Task statement: Repeat every line of the listing below exactly, minus the pictures.

Figure record extracts:
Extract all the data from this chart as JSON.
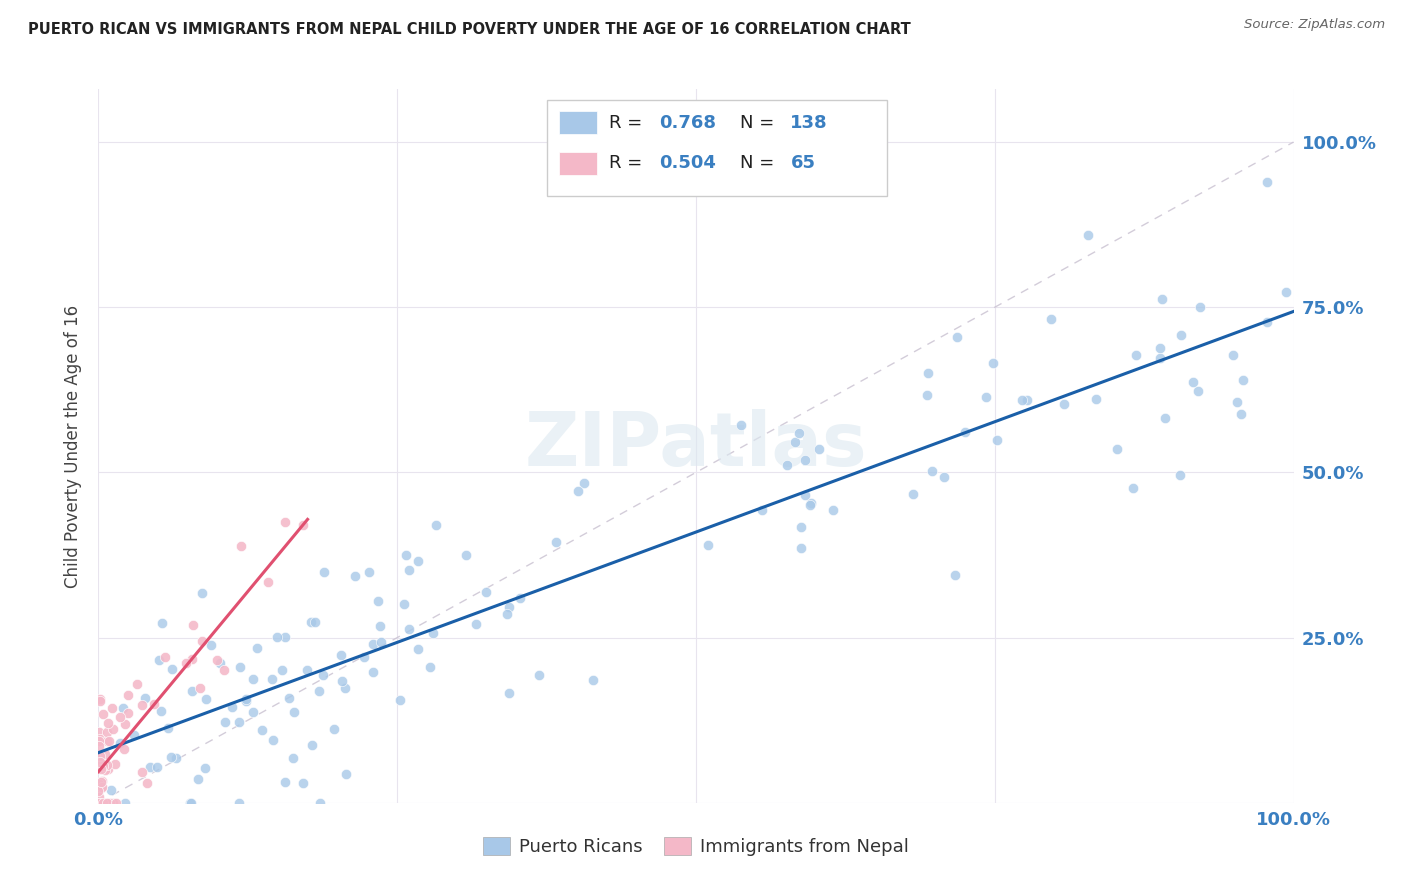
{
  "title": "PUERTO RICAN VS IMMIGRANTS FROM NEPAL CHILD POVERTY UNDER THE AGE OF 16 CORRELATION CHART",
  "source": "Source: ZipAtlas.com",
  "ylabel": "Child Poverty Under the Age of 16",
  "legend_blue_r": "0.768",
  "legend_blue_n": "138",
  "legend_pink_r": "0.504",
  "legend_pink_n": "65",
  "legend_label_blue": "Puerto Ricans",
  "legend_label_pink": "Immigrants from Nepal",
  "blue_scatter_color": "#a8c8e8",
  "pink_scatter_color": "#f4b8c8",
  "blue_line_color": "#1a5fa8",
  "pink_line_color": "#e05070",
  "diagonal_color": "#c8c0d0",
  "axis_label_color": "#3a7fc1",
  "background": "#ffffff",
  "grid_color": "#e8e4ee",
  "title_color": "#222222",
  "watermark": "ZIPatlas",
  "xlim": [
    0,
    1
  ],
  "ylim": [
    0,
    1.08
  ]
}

The result:
Extract all the data from this chart as JSON.
{
  "title": "PUERTO RICAN VS IMMIGRANTS FROM NEPAL CHILD POVERTY UNDER THE AGE OF 16 CORRELATION CHART",
  "source": "Source: ZipAtlas.com",
  "ylabel": "Child Poverty Under the Age of 16",
  "legend_blue_r": "0.768",
  "legend_blue_n": "138",
  "legend_pink_r": "0.504",
  "legend_pink_n": "65",
  "legend_label_blue": "Puerto Ricans",
  "legend_label_pink": "Immigrants from Nepal",
  "blue_scatter_color": "#a8c8e8",
  "pink_scatter_color": "#f4b8c8",
  "blue_line_color": "#1a5fa8",
  "pink_line_color": "#e05070",
  "diagonal_color": "#c8c0d0",
  "axis_label_color": "#3a7fc1",
  "background": "#ffffff",
  "grid_color": "#e8e4ee",
  "title_color": "#222222",
  "watermark": "ZIPatlas",
  "xlim": [
    0,
    1
  ],
  "ylim": [
    0,
    1.08
  ]
}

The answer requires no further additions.